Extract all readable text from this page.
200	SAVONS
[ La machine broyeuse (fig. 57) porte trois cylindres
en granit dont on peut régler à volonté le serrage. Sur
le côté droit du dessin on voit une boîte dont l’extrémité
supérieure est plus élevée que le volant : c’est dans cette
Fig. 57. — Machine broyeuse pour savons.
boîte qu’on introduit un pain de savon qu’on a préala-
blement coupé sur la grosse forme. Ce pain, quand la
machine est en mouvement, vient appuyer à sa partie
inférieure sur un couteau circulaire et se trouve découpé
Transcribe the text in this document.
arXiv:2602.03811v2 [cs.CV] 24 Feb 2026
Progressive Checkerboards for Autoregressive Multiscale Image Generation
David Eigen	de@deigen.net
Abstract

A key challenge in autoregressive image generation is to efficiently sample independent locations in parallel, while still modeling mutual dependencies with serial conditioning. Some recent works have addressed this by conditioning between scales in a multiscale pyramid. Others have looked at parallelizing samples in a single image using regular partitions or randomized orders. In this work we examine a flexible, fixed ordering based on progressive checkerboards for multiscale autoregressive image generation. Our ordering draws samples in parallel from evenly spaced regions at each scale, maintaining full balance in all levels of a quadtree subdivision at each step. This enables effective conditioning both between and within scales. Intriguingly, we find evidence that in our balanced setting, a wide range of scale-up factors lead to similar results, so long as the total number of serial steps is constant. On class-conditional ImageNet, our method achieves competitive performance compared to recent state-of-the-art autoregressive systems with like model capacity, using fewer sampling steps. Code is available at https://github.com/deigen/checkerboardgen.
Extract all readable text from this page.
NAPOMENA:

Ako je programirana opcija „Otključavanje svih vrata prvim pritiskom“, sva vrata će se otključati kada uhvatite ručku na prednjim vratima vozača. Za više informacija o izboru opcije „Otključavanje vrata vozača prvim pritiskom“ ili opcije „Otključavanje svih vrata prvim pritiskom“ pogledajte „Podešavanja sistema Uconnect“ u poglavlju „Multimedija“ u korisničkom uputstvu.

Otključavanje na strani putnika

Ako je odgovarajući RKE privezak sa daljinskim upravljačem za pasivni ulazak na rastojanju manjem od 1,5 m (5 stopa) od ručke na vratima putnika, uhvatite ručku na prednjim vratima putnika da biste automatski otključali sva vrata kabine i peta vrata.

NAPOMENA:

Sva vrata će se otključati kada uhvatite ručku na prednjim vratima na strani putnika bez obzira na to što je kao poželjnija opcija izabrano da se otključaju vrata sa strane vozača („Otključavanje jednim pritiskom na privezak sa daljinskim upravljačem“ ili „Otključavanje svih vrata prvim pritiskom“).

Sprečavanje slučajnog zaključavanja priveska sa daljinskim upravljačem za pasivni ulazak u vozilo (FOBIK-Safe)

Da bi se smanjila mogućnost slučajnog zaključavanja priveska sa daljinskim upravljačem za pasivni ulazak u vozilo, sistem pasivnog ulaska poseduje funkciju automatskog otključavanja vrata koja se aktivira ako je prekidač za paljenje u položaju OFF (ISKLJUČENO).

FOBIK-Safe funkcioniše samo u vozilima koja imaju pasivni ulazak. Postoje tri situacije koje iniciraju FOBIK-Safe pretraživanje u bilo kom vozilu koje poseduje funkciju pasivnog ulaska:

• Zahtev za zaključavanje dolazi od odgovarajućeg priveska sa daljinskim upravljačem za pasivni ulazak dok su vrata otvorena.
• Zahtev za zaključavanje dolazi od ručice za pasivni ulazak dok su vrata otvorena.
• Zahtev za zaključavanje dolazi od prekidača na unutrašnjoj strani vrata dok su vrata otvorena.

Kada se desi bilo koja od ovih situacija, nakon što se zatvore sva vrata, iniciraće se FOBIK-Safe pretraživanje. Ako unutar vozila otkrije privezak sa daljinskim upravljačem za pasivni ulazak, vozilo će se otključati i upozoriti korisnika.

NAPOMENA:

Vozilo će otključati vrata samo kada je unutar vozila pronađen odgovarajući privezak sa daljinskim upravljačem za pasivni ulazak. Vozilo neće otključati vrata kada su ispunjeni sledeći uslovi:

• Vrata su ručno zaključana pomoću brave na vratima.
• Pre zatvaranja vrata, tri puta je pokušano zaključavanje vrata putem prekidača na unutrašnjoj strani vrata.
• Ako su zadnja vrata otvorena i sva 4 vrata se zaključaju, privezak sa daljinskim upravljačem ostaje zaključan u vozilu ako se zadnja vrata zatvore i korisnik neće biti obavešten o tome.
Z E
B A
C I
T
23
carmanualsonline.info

---*---

**WORK REQUIRED:**
Find and copy each line above that includes the string "odgovarajući".

**EXERCISE RESULT:**
Ako je odgovarajući RKE privezak sa daljinskim upravljačem za pasivni ulazak na rastojanju manjem od 1,5 m (5 stopa) od ručke na vratima putnika, uhvatite ručku na prednjim vratima putnika da biste automatski otključali sva vrata kabine i peta vrata.
Vozilo će otključati vrata samo kada je unutar vozila pronađen odgovarajući privezak sa daljinskim upravljačem za pasivni ulazak. Vozilo neće otključati vrata kada su ispunjeni sledeći uslovi:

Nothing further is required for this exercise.